REQUIREMENT: All of the material below is to be returned exactly.

Stored data entries:
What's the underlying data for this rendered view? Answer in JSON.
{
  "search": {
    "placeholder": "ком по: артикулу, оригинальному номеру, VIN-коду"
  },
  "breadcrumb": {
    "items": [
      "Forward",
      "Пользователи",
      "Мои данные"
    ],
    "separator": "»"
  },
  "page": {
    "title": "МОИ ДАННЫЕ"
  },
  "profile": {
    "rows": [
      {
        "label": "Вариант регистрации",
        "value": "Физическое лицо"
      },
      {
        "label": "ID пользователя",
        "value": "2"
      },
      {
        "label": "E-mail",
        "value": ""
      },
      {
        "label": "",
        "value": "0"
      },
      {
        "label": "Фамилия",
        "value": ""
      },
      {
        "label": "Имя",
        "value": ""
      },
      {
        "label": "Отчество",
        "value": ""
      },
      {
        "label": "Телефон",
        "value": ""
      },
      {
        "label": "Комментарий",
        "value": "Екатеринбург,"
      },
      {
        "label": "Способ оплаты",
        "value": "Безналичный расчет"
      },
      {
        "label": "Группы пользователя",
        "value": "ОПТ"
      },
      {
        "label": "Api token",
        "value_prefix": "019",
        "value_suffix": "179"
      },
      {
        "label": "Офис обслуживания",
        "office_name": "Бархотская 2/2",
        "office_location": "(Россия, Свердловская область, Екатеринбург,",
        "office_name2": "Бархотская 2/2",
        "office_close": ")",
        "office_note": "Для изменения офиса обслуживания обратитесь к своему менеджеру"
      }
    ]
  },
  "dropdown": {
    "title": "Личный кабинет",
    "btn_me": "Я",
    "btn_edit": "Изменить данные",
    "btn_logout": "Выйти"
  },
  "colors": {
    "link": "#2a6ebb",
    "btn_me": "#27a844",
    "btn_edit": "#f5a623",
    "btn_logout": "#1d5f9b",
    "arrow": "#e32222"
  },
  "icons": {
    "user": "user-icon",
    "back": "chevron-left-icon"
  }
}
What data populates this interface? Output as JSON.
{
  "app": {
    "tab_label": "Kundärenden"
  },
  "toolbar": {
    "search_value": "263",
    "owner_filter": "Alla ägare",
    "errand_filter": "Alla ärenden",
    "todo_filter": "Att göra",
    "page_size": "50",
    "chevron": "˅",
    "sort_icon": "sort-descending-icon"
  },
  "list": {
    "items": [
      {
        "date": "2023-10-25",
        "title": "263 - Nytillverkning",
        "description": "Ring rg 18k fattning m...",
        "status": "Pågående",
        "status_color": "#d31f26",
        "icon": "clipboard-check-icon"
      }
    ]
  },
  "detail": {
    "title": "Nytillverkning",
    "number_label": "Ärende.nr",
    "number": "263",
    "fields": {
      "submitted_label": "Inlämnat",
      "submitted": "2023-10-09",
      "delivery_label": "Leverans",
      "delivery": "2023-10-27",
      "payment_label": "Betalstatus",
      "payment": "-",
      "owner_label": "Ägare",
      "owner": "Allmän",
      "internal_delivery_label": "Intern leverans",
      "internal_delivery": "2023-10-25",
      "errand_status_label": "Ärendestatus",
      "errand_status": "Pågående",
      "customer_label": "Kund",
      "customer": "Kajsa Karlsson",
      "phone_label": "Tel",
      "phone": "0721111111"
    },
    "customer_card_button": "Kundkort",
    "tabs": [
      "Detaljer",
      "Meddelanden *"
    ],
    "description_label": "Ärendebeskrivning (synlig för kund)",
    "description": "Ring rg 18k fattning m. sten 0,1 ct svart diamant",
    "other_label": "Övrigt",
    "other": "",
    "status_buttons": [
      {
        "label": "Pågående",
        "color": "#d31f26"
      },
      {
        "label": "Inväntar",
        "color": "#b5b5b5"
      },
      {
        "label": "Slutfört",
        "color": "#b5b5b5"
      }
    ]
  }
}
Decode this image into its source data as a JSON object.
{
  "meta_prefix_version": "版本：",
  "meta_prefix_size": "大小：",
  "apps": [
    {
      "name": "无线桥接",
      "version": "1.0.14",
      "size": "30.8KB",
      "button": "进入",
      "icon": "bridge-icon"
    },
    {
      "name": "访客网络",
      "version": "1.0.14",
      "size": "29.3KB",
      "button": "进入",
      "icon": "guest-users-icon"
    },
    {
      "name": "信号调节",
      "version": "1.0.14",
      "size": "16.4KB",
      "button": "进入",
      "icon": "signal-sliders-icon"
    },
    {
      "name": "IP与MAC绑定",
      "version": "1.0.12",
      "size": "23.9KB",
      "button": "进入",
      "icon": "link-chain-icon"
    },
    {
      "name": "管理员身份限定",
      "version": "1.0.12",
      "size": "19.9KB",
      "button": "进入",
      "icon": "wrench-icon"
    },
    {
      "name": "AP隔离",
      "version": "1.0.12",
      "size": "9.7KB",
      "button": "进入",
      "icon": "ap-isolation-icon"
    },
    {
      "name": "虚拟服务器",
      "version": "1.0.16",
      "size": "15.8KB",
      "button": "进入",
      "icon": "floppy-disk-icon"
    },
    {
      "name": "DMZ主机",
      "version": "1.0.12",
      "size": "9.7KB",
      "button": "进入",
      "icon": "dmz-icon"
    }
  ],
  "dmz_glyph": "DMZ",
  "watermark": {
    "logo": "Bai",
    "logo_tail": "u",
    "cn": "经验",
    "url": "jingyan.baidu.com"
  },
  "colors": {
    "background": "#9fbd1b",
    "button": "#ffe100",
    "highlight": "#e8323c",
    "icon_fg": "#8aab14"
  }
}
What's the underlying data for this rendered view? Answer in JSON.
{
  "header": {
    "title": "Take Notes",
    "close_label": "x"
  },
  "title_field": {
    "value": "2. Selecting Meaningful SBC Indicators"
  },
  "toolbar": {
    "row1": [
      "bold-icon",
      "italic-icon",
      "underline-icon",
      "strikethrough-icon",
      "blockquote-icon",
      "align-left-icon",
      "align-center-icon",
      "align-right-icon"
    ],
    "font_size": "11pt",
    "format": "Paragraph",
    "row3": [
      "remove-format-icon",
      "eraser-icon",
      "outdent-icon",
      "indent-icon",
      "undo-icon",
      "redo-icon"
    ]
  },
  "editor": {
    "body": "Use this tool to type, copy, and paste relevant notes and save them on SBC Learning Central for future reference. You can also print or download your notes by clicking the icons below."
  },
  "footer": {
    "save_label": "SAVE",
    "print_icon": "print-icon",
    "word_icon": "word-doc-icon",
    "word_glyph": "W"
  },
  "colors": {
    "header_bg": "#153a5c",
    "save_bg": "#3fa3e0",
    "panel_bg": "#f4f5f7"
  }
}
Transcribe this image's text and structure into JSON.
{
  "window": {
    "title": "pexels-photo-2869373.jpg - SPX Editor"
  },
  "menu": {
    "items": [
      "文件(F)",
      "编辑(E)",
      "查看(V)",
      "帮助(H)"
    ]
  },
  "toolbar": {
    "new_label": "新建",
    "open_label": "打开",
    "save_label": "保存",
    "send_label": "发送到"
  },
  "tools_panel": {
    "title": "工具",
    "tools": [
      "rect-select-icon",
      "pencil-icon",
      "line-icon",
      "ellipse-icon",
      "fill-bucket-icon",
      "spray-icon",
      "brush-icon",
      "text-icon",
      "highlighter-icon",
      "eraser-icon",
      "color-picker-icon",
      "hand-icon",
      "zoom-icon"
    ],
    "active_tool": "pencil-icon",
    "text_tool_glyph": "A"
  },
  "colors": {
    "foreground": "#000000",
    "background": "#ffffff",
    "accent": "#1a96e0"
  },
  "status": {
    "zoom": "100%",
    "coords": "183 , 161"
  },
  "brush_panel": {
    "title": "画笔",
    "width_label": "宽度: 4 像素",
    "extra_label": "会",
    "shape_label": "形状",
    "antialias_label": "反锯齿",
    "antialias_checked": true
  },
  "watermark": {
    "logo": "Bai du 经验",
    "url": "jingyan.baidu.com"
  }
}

RESULT OF THE EXERCISE:
What's the underlying data for this rendered view? Answer in JSON.
{
  "search": {
    "placeholder": "ком по: артикулу, оригинальному номеру, VIN-коду"
  },
  "breadcrumb": {
    "items": [
      "Forward",
      "Пользователи",
      "Мои данные"
    ],
    "separator": "»"
  },
  "page": {
    "title": "МОИ ДАННЫЕ"
  },
  "profile": {
    "rows": [
      {
        "label": "Вариант регистрации",
        "value": "Физическое лицо"
      },
      {
        "label": "ID пользователя",
        "value": "2"
      },
      {
        "label": "E-mail",
        "value": ""
      },
      {
        "label": "",
        "value": "0"
      },
      {
        "label": "Фамилия",
        "value": ""
      },
      {
        "label": "Имя",
        "value": ""
      },
      {
        "label": "Отчество",
        "value": ""
      },
      {
        "label": "Телефон",
        "value": ""
      },
      {
        "label": "Комментарий",
        "value": "Екатеринбург,"
      },
      {
        "label": "Способ оплаты",
        "value": "Безналичный расчет"
      },
      {
        "label": "Группы пользователя",
        "value": "ОПТ"
      },
      {
        "label": "Api token",
        "value_prefix": "019",
        "value_suffix": "179"
      },
      {
        "label": "Офис обслуживания",
        "office_name": "Бархотская 2/2",
        "office_location": "(Россия, Свердловская область, Екатеринбург,",
        "office_name2": "Бархотская 2/2",
        "office_close": ")",
        "office_note": "Для изменения офиса обслуживания обратитесь к своему менеджеру"
      }
    ]
  },
  "dropdown": {
    "title": "Личный кабинет",
    "btn_me": "Я",
    "btn_edit": "Изменить данные",
    "btn_logout": "Выйти"
  },
  "colors": {
    "link": "#2a6ebb",
    "btn_me": "#27a844",
    "btn_edit": "#f5a623",
    "btn_logout": "#1d5f9b",
    "arrow": "#e32222"
  },
  "icons": {
    "user": "user-icon",
    "back": "chevron-left-icon"
  }
}
What data populates this interface? Output as JSON.
{
  "app": {
    "tab_label": "Kundärenden"
  },
  "toolbar": {
    "search_value": "263",
    "owner_filter": "Alla ägare",
    "errand_filter": "Alla ärenden",
    "todo_filter": "Att göra",
    "page_size": "50",
    "chevron": "˅",
    "sort_icon": "sort-descending-icon"
  },
  "list": {
    "items": [
      {
        "date": "2023-10-25",
        "title": "263 - Nytillverkning",
        "description": "Ring rg 18k fattning m...",
        "status": "Pågående",
        "status_color": "#d31f26",
        "icon": "clipboard-check-icon"
      }
    ]
  },
  "detail": {
    "title": "Nytillverkning",
    "number_label": "Ärende.nr",
    "number": "263",
    "fields": {
      "submitted_label": "Inlämnat",
      "submitted": "2023-10-09",
      "delivery_label": "Leverans",
      "delivery": "2023-10-27",
      "payment_label": "Betalstatus",
      "payment": "-",
      "owner_label": "Ägare",
      "owner": "Allmän",
      "internal_delivery_label": "Intern leverans",
      "internal_delivery": "2023-10-25",
      "errand_status_label": "Ärendestatus",
      "errand_status": "Pågående",
      "customer_label": "Kund",
      "customer": "Kajsa Karlsson",
      "phone_label": "Tel",
      "phone": "0721111111"
    },
    "customer_card_button": "Kundkort",
    "tabs": [
      "Detaljer",
      "Meddelanden *"
    ],
    "description_label": "Ärendebeskrivning (synlig för kund)",
    "description": "Ring rg 18k fattning m. sten 0,1 ct svart diamant",
    "other_label": "Övrigt",
    "other": "",
    "status_buttons": [
      {
        "label": "Pågående",
        "color": "#d31f26"
      },
      {
        "label": "Inväntar",
        "color": "#b5b5b5"
      },
      {
        "label": "Slutfört",
        "color": "#b5b5b5"
      }
    ]
  }
}
Decode this image into its source data as a JSON object.
{
  "meta_prefix_version": "版本：",
  "meta_prefix_size": "大小：",
  "apps": [
    {
      "name": "无线桥接",
      "version": "1.0.14",
      "size": "30.8KB",
      "button": "进入",
      "icon": "bridge-icon"
    },
    {
      "name": "访客网络",
      "version": "1.0.14",
      "size": "29.3KB",
      "button": "进入",
      "icon": "guest-users-icon"
    },
    {
      "name": "信号调节",
      "version": "1.0.14",
      "size": "16.4KB",
      "button": "进入",
      "icon": "signal-sliders-icon"
    },
    {
      "name": "IP与MAC绑定",
      "version": "1.0.12",
      "size": "23.9KB",
      "button": "进入",
      "icon": "link-chain-icon"
    },
    {
      "name": "管理员身份限定",
      "version": "1.0.12",
      "size": "19.9KB",
      "button": "进入",
      "icon": "wrench-icon"
    },
    {
      "name": "AP隔离",
      "version": "1.0.12",
      "size": "9.7KB",
      "button": "进入",
      "icon": "ap-isolation-icon"
    },
    {
      "name": "虚拟服务器",
      "version": "1.0.16",
      "size": "15.8KB",
      "button": "进入",
      "icon": "floppy-disk-icon"
    },
    {
      "name": "DMZ主机",
      "version": "1.0.12",
      "size": "9.7KB",
      "button": "进入",
      "icon": "dmz-icon"
    }
  ],
  "dmz_glyph": "DMZ",
  "watermark": {
    "logo": "Bai",
    "logo_tail": "u",
    "cn": "经验",
    "url": "jingyan.baidu.com"
  },
  "colors": {
    "background": "#9fbd1b",
    "button": "#ffe100",
    "highlight": "#e8323c",
    "icon_fg": "#8aab14"
  }
}
What's the underlying data for this rendered view? Answer in JSON.
{
  "header": {
    "title": "Take Notes",
    "close_label": "x"
  },
  "title_field": {
    "value": "2. Selecting Meaningful SBC Indicators"
  },
  "toolbar": {
    "row1": [
      "bold-icon",
      "italic-icon",
      "underline-icon",
      "strikethrough-icon",
      "blockquote-icon",
      "align-left-icon",
      "align-center-icon",
      "align-right-icon"
    ],
    "font_size": "11pt",
    "format": "Paragraph",
    "row3": [
      "remove-format-icon",
      "eraser-icon",
      "outdent-icon",
      "indent-icon",
      "undo-icon",
      "redo-icon"
    ]
  },
  "editor": {
    "body": "Use this tool to type, copy, and paste relevant notes and save them on SBC Learning Central for future reference. You can also print or download your notes by clicking the icons below."
  },
  "footer": {
    "save_label": "SAVE",
    "print_icon": "print-icon",
    "word_icon": "word-doc-icon",
    "word_glyph": "W"
  },
  "colors": {
    "header_bg": "#153a5c",
    "save_bg": "#3fa3e0",
    "panel_bg": "#f4f5f7"
  }
}
Transcribe this image's text and structure into JSON.
{
  "window": {
    "title": "pexels-photo-2869373.jpg - SPX Editor"
  },
  "menu": {
    "items": [
      "文件(F)",
      "编辑(E)",
      "查看(V)",
      "帮助(H)"
    ]
  },
  "toolbar": {
    "new_label": "新建",
    "open_label": "打开",
    "save_label": "保存",
    "send_label": "发送到"
  },
  "tools_panel": {
    "title": "工具",
    "tools": [
      "rect-select-icon",
      "pencil-icon",
      "line-icon",
      "ellipse-icon",
      "fill-bucket-icon",
      "spray-icon",
      "brush-icon",
      "text-icon",
      "highlighter-icon",
      "eraser-icon",
      "color-picker-icon",
      "hand-icon",
      "zoom-icon"
    ],
    "active_tool": "pencil-icon",
    "text_tool_glyph": "A"
  },
  "colors": {
    "foreground": "#000000",
    "background": "#ffffff",
    "accent": "#1a96e0"
  },
  "status": {
    "zoom": "100%",
    "coords": "183 , 161"
  },
  "brush_panel": {
    "title": "画笔",
    "width_label": "宽度: 4 像素",
    "extra_label": "会",
    "shape_label": "形状",
    "antialias_label": "反锯齿",
    "antialias_checked": true
  },
  "watermark": {
    "logo": "Bai du 经验",
    "url": "jingyan.baidu.com"
  }
}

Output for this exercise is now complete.